§ **Exercise brief**:
Retrieve every line of the data holding the word "category".

§ **Records shown**:
+===+
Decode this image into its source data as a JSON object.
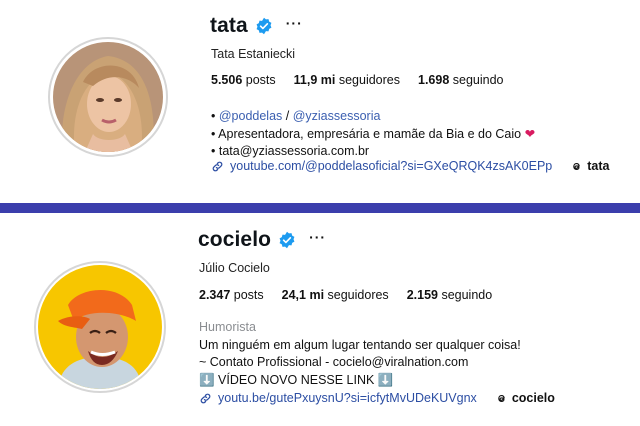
{
  "profiles": [
    {
      "username": "tata",
      "full_name": "Tata Estaniecki",
      "more_label": "···",
      "stats": {
        "posts_count": "5.506",
        "posts_label": "posts",
        "followers_count": "11,9 mi",
        "followers_label": "seguidores",
        "following_count": "1.698",
        "following_label": "seguindo"
      },
      "bio": {
        "line1_prefix": "• ",
        "mention1": "@poddelas",
        "separator": " / ",
        "mention2": "@yziassessoria",
        "line2": "• Apresentadora, empresária e mamãe da Bia e do Caio",
        "line2_emoji": "❤",
        "line3": "• tata@yziassessoria.com.br"
      },
      "link": "youtube.com/@poddelasoficial?si=GXeQRQK4zsAK0EPp",
      "threads": "tata"
    },
    {
      "username": "cocielo",
      "full_name": "Júlio Cocielo",
      "more_label": "···",
      "stats": {
        "posts_count": "2.347",
        "posts_label": "posts",
        "followers_count": "24,1 mi",
        "followers_label": "seguidores",
        "following_count": "2.159",
        "following_label": "seguindo"
      },
      "bio": {
        "category": "Humorista",
        "line1": "Um ninguém em algum lugar tentando ser qualquer coisa!",
        "line2": "~ Contato Profissional - cocielo@viralnation.com",
        "line3_emoji": "⬇️",
        "line3_text": " VÍDEO NOVO NESSE LINK ",
        "line3_emoji_end": "⬇️"
      },
      "link": "youtu.be/gutePxuysnU?si=icfytMvUDeKUVgnx",
      "threads": "cocielo"
    }
  ],
  "colors": {
    "divider": "#3b3eac",
    "verified": "#1d9bf0",
    "link": "#2c4ea3",
    "mention": "#3b5fb0",
    "category": "#8a8d91"
  }
}
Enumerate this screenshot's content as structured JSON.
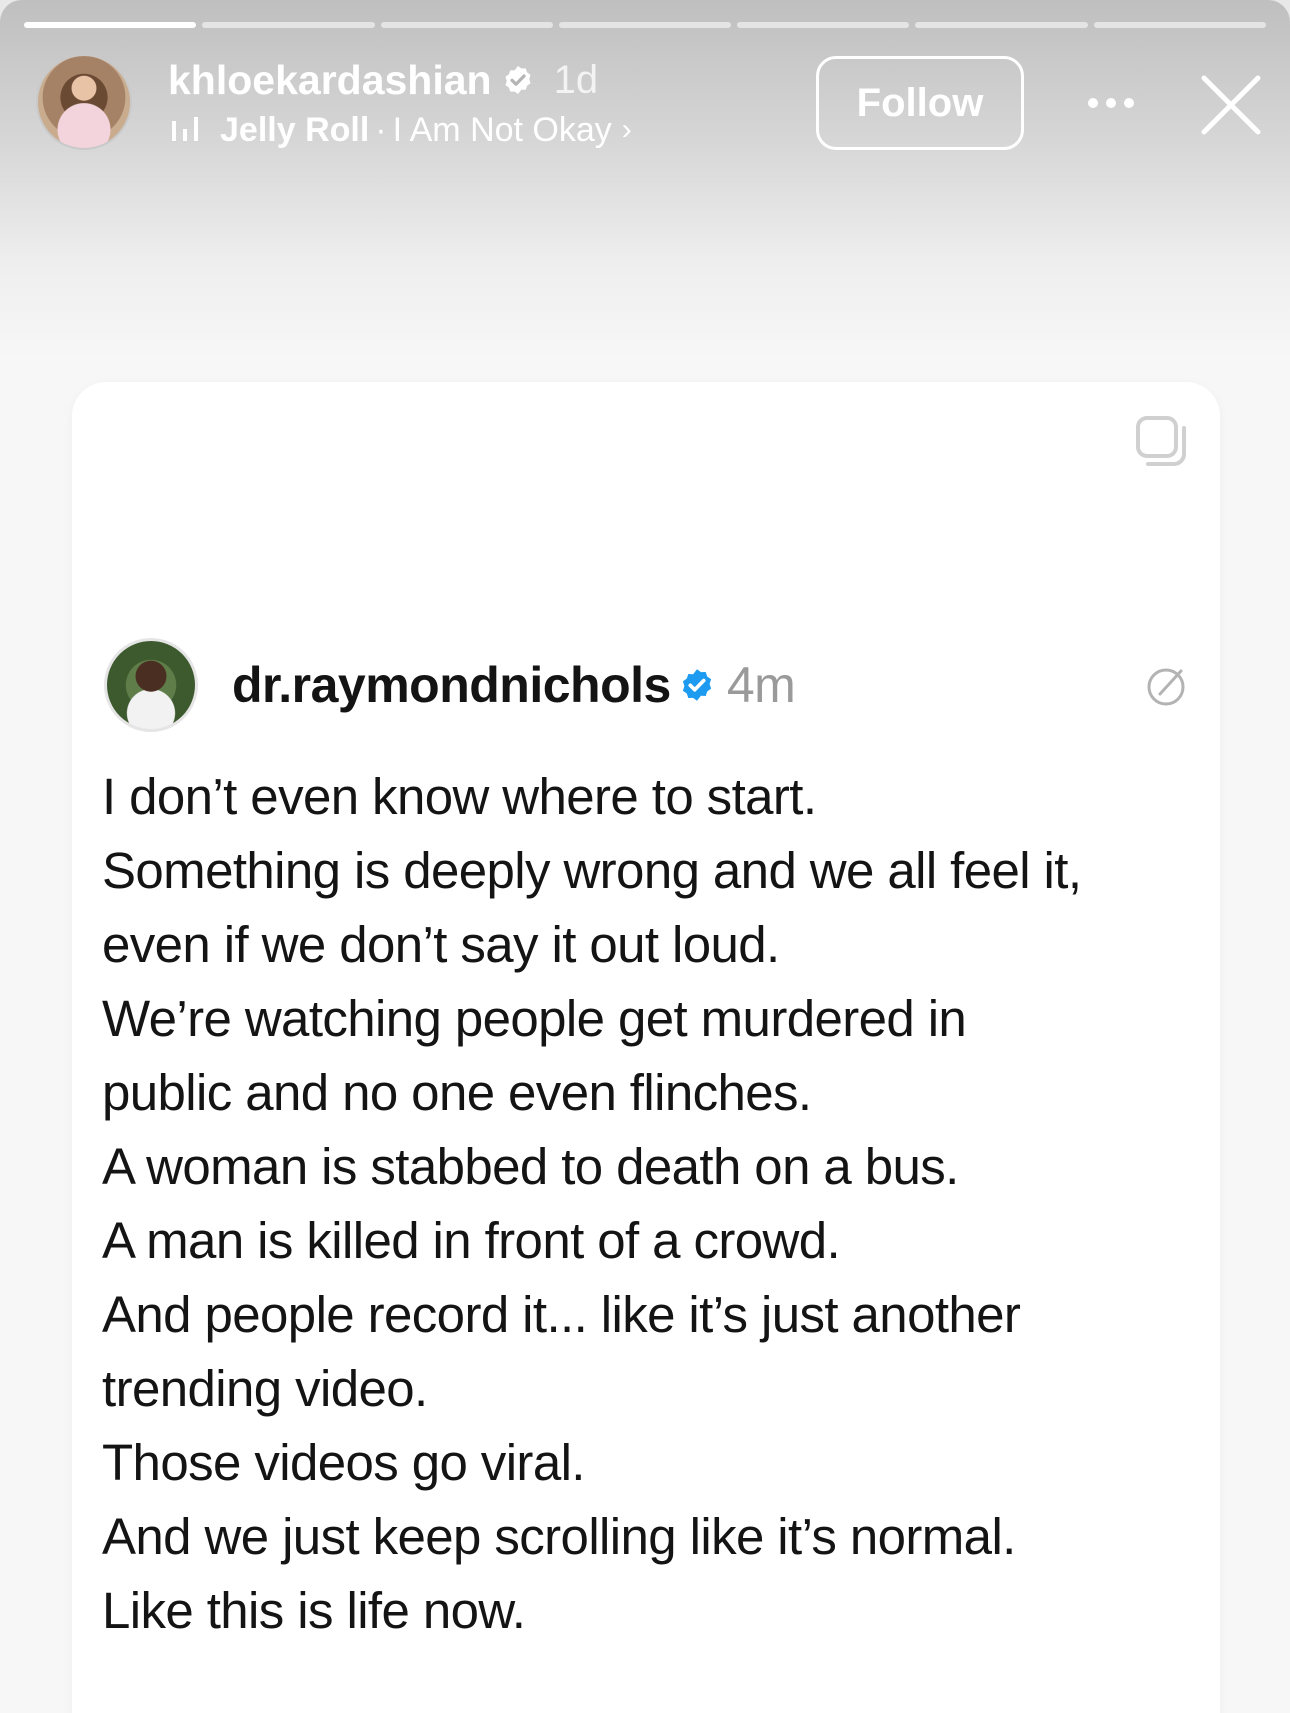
{
  "story": {
    "progress": {
      "segments": 7,
      "active_index": 0,
      "active_fraction": 1.0
    },
    "header": {
      "username": "khloekardashian",
      "verified": true,
      "time": "1d",
      "music": {
        "artist": "Jelly Roll",
        "separator": "·",
        "song": "I Am Not Okay",
        "chevron": "›"
      },
      "follow_label": "Follow",
      "more_icon": "more-horizontal-icon",
      "close_icon": "close-icon"
    }
  },
  "post": {
    "author": "dr.raymondnichols",
    "verified": true,
    "time": "4m",
    "lines": [
      "I don’t even know where to start.",
      "Something is deeply wrong and we all feel it,",
      "even if we don’t say it out loud.",
      "We’re watching people get murdered in",
      "public and no one even flinches.",
      "A woman is stabbed to death on a bus.",
      "A man is killed in front of a crowd.",
      "And people record it... like it’s just another",
      "trending video.",
      "Those videos go viral.",
      "And we just keep scrolling like it’s normal.",
      "Like this is life now."
    ]
  },
  "colors": {
    "verified_blue": "#1d9bf0",
    "text": "#141414",
    "muted": "#9a9a9a"
  }
}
+===+
§ **Response to this exercise**:
        "category": "Humorista",
    "category": "#8a8d91"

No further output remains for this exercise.